Problem to solve: Show all lines holding the string "floating".

Input material:

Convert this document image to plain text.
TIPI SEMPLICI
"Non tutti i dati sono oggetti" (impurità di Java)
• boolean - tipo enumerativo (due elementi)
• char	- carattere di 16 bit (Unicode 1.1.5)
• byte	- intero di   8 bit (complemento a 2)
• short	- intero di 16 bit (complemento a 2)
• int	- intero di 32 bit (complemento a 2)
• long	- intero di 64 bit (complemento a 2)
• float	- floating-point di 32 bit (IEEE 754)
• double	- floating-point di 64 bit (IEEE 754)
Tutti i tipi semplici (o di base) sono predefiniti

---

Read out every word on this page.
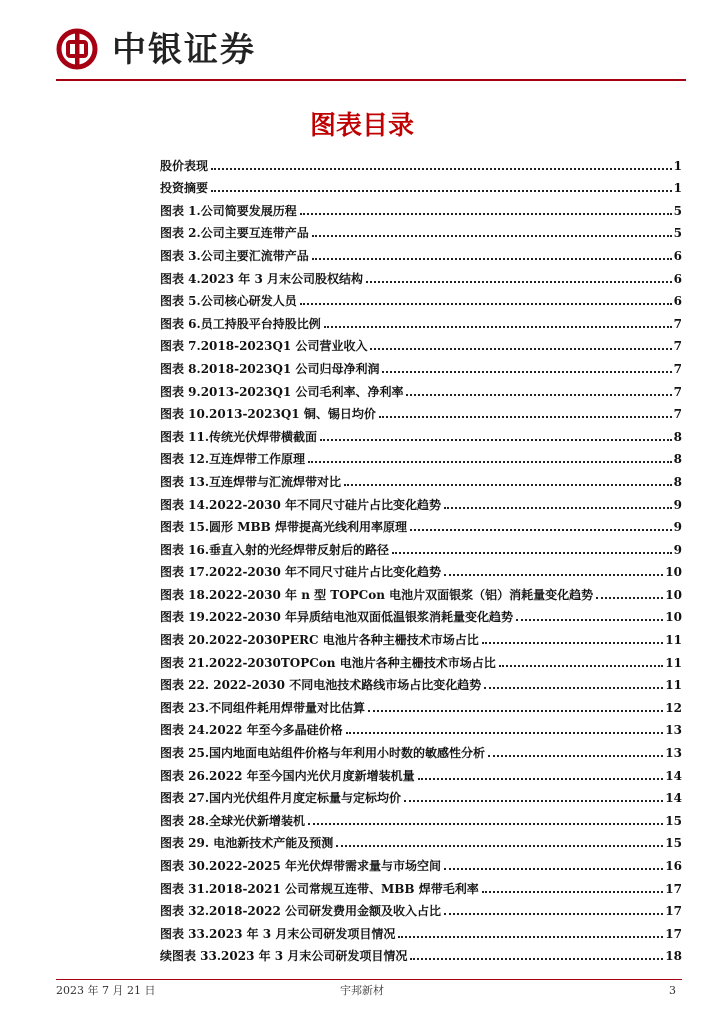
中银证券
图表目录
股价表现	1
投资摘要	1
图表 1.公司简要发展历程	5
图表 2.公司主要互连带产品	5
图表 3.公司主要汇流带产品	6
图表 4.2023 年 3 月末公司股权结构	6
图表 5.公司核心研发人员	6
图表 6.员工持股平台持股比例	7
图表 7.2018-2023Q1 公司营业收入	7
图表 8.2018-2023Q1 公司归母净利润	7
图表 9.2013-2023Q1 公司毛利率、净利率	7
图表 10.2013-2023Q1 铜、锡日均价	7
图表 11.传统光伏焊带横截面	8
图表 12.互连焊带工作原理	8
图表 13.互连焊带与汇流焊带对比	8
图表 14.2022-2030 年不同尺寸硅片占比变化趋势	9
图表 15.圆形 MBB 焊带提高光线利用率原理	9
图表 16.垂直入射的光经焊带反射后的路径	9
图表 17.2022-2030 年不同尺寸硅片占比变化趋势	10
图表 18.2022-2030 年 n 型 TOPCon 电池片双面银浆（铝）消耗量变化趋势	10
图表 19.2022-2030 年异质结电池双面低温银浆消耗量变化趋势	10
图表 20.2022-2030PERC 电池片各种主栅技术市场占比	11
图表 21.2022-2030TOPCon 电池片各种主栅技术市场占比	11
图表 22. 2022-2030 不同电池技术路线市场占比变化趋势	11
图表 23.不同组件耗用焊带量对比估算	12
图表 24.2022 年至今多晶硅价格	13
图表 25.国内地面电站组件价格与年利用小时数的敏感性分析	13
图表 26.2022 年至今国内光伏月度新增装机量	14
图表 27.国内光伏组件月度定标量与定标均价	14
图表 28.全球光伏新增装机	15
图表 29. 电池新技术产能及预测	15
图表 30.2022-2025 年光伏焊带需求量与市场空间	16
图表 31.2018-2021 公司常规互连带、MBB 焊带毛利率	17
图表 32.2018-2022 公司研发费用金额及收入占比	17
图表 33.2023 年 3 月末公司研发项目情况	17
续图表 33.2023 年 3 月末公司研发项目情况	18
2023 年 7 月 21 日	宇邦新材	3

Solution to this task:
• float	- floating-point di 32 bit (IEEE 754)
• double	- floating-point di 64 bit (IEEE 754)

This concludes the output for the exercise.